• _Exercise instructions_: From the entries that follow, extract each line holding the string "caption".

[Stored data entries]
= = = = = = =

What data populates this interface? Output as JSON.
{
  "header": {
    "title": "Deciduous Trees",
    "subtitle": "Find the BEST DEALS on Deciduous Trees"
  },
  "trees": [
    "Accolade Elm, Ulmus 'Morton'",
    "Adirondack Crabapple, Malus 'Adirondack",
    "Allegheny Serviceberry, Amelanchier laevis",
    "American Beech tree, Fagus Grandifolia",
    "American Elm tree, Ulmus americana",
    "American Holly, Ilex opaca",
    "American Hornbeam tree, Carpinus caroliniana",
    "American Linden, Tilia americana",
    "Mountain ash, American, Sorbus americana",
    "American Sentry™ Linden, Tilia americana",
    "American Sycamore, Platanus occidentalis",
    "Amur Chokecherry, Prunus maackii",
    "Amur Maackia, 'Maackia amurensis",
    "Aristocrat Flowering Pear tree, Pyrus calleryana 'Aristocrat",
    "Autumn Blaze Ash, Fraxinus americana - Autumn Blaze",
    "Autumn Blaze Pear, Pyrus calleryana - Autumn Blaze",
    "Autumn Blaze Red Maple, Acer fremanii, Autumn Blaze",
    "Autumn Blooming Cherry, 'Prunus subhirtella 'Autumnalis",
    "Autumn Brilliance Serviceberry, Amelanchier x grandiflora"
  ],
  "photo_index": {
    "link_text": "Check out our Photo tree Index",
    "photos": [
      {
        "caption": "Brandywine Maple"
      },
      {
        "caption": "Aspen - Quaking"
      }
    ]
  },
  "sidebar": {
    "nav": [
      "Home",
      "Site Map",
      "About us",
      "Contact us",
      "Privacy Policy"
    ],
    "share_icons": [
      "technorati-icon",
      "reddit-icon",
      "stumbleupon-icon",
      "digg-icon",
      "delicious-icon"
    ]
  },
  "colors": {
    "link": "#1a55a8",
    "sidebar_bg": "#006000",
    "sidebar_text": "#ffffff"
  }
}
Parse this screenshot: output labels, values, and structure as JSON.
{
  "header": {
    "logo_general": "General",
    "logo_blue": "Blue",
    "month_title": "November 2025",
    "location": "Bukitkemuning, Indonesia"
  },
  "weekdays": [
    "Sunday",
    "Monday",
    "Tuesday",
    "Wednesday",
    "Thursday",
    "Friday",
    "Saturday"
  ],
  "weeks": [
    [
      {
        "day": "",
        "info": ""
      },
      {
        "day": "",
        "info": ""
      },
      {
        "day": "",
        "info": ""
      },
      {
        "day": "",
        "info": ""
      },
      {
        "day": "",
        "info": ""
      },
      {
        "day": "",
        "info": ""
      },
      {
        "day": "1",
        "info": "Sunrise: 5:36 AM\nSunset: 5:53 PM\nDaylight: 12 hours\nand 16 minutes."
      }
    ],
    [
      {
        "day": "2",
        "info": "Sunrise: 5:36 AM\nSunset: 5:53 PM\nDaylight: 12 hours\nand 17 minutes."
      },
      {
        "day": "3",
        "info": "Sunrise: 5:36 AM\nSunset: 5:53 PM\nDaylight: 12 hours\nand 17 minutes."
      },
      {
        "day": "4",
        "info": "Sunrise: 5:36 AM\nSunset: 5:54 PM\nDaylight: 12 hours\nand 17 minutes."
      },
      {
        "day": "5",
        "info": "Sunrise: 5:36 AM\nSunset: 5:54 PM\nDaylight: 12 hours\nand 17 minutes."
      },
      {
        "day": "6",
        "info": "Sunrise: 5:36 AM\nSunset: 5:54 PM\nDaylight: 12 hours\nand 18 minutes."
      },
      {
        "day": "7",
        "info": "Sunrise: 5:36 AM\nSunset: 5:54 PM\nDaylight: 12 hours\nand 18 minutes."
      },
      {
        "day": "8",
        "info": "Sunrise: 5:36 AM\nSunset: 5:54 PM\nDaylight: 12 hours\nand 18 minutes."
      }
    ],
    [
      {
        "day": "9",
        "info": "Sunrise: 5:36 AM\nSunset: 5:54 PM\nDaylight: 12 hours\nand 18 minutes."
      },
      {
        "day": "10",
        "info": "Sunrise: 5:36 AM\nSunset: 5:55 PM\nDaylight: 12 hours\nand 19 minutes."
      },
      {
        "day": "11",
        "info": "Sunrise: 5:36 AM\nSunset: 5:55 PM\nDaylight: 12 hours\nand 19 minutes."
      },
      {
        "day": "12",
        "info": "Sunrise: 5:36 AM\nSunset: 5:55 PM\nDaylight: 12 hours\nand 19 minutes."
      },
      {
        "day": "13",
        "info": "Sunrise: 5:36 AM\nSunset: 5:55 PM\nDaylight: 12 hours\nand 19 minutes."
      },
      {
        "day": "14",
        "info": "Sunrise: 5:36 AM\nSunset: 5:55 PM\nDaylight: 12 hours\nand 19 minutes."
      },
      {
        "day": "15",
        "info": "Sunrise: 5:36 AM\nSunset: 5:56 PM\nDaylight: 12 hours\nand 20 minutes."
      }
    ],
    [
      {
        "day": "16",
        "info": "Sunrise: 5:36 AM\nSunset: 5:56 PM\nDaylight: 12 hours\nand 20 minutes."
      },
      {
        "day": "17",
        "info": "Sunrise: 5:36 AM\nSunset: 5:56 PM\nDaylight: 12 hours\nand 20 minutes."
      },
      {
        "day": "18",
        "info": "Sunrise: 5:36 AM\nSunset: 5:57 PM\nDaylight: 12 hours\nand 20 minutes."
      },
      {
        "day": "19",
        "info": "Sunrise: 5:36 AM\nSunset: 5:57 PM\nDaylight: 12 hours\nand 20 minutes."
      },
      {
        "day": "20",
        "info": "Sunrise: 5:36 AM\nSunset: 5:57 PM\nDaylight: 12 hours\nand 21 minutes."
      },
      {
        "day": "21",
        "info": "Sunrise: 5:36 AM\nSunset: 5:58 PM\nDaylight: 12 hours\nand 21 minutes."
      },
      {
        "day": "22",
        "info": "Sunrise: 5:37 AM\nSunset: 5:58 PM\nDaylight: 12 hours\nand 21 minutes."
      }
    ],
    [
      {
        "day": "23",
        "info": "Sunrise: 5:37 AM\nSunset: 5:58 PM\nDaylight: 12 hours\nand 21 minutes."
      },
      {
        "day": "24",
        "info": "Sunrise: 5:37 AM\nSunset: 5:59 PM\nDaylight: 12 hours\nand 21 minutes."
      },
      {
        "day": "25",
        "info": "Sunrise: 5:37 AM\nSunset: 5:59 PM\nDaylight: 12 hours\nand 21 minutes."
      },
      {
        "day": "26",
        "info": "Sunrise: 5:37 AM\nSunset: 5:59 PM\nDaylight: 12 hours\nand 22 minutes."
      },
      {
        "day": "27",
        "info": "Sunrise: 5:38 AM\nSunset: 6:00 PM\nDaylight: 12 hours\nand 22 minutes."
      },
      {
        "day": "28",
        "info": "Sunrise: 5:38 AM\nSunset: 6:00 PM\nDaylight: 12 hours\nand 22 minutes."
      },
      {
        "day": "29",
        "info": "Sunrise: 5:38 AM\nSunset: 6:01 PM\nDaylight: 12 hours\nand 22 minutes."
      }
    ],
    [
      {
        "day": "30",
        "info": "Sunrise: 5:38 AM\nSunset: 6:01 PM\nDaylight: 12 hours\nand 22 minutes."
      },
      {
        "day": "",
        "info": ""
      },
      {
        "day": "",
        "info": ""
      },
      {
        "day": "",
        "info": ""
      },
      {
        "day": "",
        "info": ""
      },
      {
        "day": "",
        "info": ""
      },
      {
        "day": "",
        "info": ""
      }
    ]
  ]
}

= = = = = = =

• _Result for this task_:
        "caption": "Brandywine Maple"
        "caption": "Aspen - Quaking"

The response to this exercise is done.